---- SOURCE MATERIAL

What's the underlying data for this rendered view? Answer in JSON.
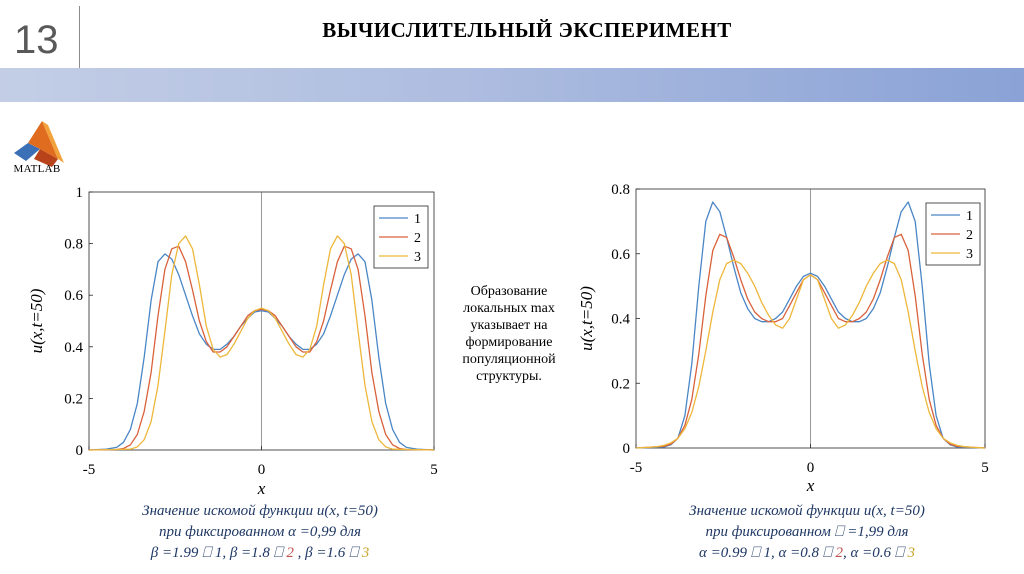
{
  "slide": {
    "number": "13",
    "title": "ВЫЧИСЛИТЕЛЬНЫЙ ЭКСПЕРИМЕНТ",
    "logo_text": "MATLAB",
    "banner_color": "#8aa2d6"
  },
  "note": {
    "lines": [
      "Образование",
      "локальных max",
      "указывает на",
      "формирование",
      "популяционной",
      "структуры."
    ]
  },
  "captions": {
    "left": {
      "line1": "Значение искомой функции u(x, t=50)",
      "line2": "при фиксированном α =0,99 для",
      "l3_a": "β =1.99 ⎕ ",
      "l3_n1": "1",
      "l3_b": ", β =1.8 ⎕ ",
      "l3_n2": "2",
      "l3_c": " , β =1.6 ⎕ ",
      "l3_n3": "3"
    },
    "right": {
      "line1": "Значение искомой функции u(x, t=50)",
      "line2": "при фиксированном ⎕ =1,99 для",
      "l3_a": "α =0.99 ⎕ ",
      "l3_n1": "1",
      "l3_b": ", α =0.8 ⎕ ",
      "l3_n2": "2",
      "l3_c": ", α =0.6 ⎕ ",
      "l3_n3": "3"
    }
  },
  "colors": {
    "series1": "#4a86c6",
    "series2": "#d9613b",
    "series3": "#edb73a"
  },
  "chart_data": [
    {
      "type": "line",
      "xlabel": "x",
      "ylabel": "u(x,t=50)",
      "xlim": [
        -5,
        5
      ],
      "ylim": [
        0,
        1
      ],
      "xticks": [
        "-5",
        "0",
        "5"
      ],
      "yticks": [
        "0",
        "0.2",
        "0.4",
        "0.6",
        "0.8",
        "1"
      ],
      "legend_position": "top-right",
      "series": [
        {
          "name": "1",
          "x": [
            -5,
            -4.5,
            -4.2,
            -4.0,
            -3.8,
            -3.6,
            -3.4,
            -3.2,
            -3.0,
            -2.8,
            -2.6,
            -2.4,
            -2.2,
            -2.0,
            -1.8,
            -1.6,
            -1.4,
            -1.2,
            -1.0,
            -0.8,
            -0.6,
            -0.4,
            -0.2,
            0,
            0.2,
            0.4,
            0.6,
            0.8,
            1.0,
            1.2,
            1.4,
            1.6,
            1.8,
            2.0,
            2.2,
            2.4,
            2.6,
            2.8,
            3.0,
            3.2,
            3.4,
            3.6,
            3.8,
            4.0,
            4.2,
            4.5,
            5
          ],
          "y": [
            0,
            0.003,
            0.01,
            0.03,
            0.08,
            0.18,
            0.36,
            0.58,
            0.73,
            0.76,
            0.74,
            0.68,
            0.6,
            0.52,
            0.45,
            0.41,
            0.39,
            0.39,
            0.41,
            0.44,
            0.48,
            0.51,
            0.535,
            0.54,
            0.535,
            0.51,
            0.48,
            0.44,
            0.41,
            0.39,
            0.39,
            0.41,
            0.45,
            0.52,
            0.6,
            0.68,
            0.74,
            0.76,
            0.73,
            0.58,
            0.36,
            0.18,
            0.08,
            0.03,
            0.01,
            0.003,
            0
          ]
        },
        {
          "name": "2",
          "x": [
            -5,
            -4.2,
            -4.0,
            -3.8,
            -3.6,
            -3.4,
            -3.2,
            -3.0,
            -2.8,
            -2.6,
            -2.4,
            -2.2,
            -2.0,
            -1.8,
            -1.6,
            -1.4,
            -1.2,
            -1.0,
            -0.8,
            -0.6,
            -0.4,
            -0.2,
            0,
            0.2,
            0.4,
            0.6,
            0.8,
            1.0,
            1.2,
            1.4,
            1.6,
            1.8,
            2.0,
            2.2,
            2.4,
            2.6,
            2.8,
            3.0,
            3.2,
            3.4,
            3.6,
            3.8,
            4.0,
            4.2,
            5
          ],
          "y": [
            0,
            0.002,
            0.006,
            0.02,
            0.06,
            0.15,
            0.3,
            0.52,
            0.7,
            0.78,
            0.79,
            0.73,
            0.62,
            0.5,
            0.42,
            0.38,
            0.38,
            0.4,
            0.44,
            0.48,
            0.52,
            0.54,
            0.545,
            0.54,
            0.52,
            0.48,
            0.44,
            0.4,
            0.38,
            0.38,
            0.42,
            0.5,
            0.62,
            0.73,
            0.79,
            0.78,
            0.7,
            0.52,
            0.3,
            0.15,
            0.06,
            0.02,
            0.006,
            0.002,
            0
          ]
        },
        {
          "name": "3",
          "x": [
            -5,
            -3.8,
            -3.6,
            -3.4,
            -3.2,
            -3.0,
            -2.8,
            -2.6,
            -2.4,
            -2.2,
            -2.0,
            -1.8,
            -1.6,
            -1.4,
            -1.2,
            -1.0,
            -0.8,
            -0.6,
            -0.4,
            -0.2,
            0,
            0.2,
            0.4,
            0.6,
            0.8,
            1.0,
            1.2,
            1.4,
            1.6,
            1.8,
            2.0,
            2.2,
            2.4,
            2.6,
            2.8,
            3.0,
            3.2,
            3.4,
            3.6,
            3.8,
            5
          ],
          "y": [
            0,
            0.003,
            0.012,
            0.04,
            0.11,
            0.25,
            0.46,
            0.68,
            0.8,
            0.83,
            0.78,
            0.64,
            0.48,
            0.39,
            0.36,
            0.37,
            0.41,
            0.46,
            0.51,
            0.54,
            0.55,
            0.54,
            0.51,
            0.46,
            0.41,
            0.37,
            0.36,
            0.39,
            0.48,
            0.64,
            0.78,
            0.83,
            0.8,
            0.68,
            0.46,
            0.25,
            0.11,
            0.04,
            0.012,
            0.003,
            0
          ]
        }
      ]
    },
    {
      "type": "line",
      "xlabel": "x",
      "ylabel": "u(x,t=50)",
      "xlim": [
        -5,
        5
      ],
      "ylim": [
        0,
        0.8
      ],
      "xticks": [
        "-5",
        "0",
        "5"
      ],
      "yticks": [
        "0",
        "0.2",
        "0.4",
        "0.6",
        "0.8"
      ],
      "legend_position": "top-right",
      "series": [
        {
          "name": "1",
          "x": [
            -5,
            -4.2,
            -4.0,
            -3.8,
            -3.6,
            -3.4,
            -3.2,
            -3.0,
            -2.8,
            -2.6,
            -2.4,
            -2.2,
            -2.0,
            -1.8,
            -1.6,
            -1.4,
            -1.2,
            -1.0,
            -0.8,
            -0.6,
            -0.4,
            -0.2,
            0,
            0.2,
            0.4,
            0.6,
            0.8,
            1.0,
            1.2,
            1.4,
            1.6,
            1.8,
            2.0,
            2.2,
            2.4,
            2.6,
            2.8,
            3.0,
            3.2,
            3.4,
            3.6,
            3.8,
            4.0,
            4.2,
            5
          ],
          "y": [
            0,
            0.003,
            0.01,
            0.03,
            0.1,
            0.26,
            0.5,
            0.7,
            0.76,
            0.73,
            0.65,
            0.56,
            0.48,
            0.43,
            0.4,
            0.39,
            0.39,
            0.4,
            0.42,
            0.46,
            0.5,
            0.53,
            0.54,
            0.53,
            0.5,
            0.46,
            0.42,
            0.4,
            0.39,
            0.39,
            0.4,
            0.43,
            0.48,
            0.56,
            0.65,
            0.73,
            0.76,
            0.7,
            0.5,
            0.26,
            0.1,
            0.03,
            0.01,
            0.003,
            0
          ]
        },
        {
          "name": "2",
          "x": [
            -5,
            -4.2,
            -4.0,
            -3.8,
            -3.6,
            -3.4,
            -3.2,
            -3.0,
            -2.8,
            -2.6,
            -2.4,
            -2.2,
            -2.0,
            -1.8,
            -1.6,
            -1.4,
            -1.2,
            -1.0,
            -0.8,
            -0.6,
            -0.4,
            -0.2,
            0,
            0.2,
            0.4,
            0.6,
            0.8,
            1.0,
            1.2,
            1.4,
            1.6,
            1.8,
            2.0,
            2.2,
            2.4,
            2.6,
            2.8,
            3.0,
            3.2,
            3.4,
            3.6,
            3.8,
            4.0,
            4.2,
            5
          ],
          "y": [
            0,
            0.005,
            0.012,
            0.03,
            0.07,
            0.15,
            0.29,
            0.47,
            0.61,
            0.66,
            0.65,
            0.59,
            0.52,
            0.46,
            0.42,
            0.4,
            0.39,
            0.39,
            0.4,
            0.44,
            0.48,
            0.52,
            0.535,
            0.52,
            0.48,
            0.44,
            0.4,
            0.39,
            0.39,
            0.4,
            0.42,
            0.46,
            0.52,
            0.59,
            0.65,
            0.66,
            0.61,
            0.47,
            0.29,
            0.15,
            0.07,
            0.03,
            0.012,
            0.005,
            0
          ]
        },
        {
          "name": "3",
          "x": [
            -5,
            -4.4,
            -4.2,
            -4.0,
            -3.8,
            -3.6,
            -3.4,
            -3.2,
            -3.0,
            -2.8,
            -2.6,
            -2.4,
            -2.2,
            -2.0,
            -1.8,
            -1.6,
            -1.4,
            -1.2,
            -1.0,
            -0.8,
            -0.6,
            -0.4,
            -0.2,
            0,
            0.2,
            0.4,
            0.6,
            0.8,
            1.0,
            1.2,
            1.4,
            1.6,
            1.8,
            2.0,
            2.2,
            2.4,
            2.6,
            2.8,
            3.0,
            3.2,
            3.4,
            3.6,
            3.8,
            4.0,
            4.2,
            4.4,
            5
          ],
          "y": [
            0,
            0.004,
            0.008,
            0.016,
            0.03,
            0.06,
            0.11,
            0.19,
            0.3,
            0.42,
            0.52,
            0.57,
            0.58,
            0.57,
            0.54,
            0.5,
            0.45,
            0.41,
            0.38,
            0.37,
            0.4,
            0.46,
            0.52,
            0.535,
            0.52,
            0.46,
            0.4,
            0.37,
            0.38,
            0.41,
            0.45,
            0.5,
            0.54,
            0.57,
            0.58,
            0.57,
            0.52,
            0.42,
            0.3,
            0.19,
            0.11,
            0.06,
            0.03,
            0.016,
            0.008,
            0.004,
            0
          ]
        }
      ]
    }
  ]
}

--------

[THE REQUEST]: Leave out every line without the string "фиксированном" and copy the rest.

[SOLUTION FOR THIS EXERCISE]:
      "line2": "при фиксированном α =0,99 для",
      "line2": "при фиксированном ⎕ =1,99 для",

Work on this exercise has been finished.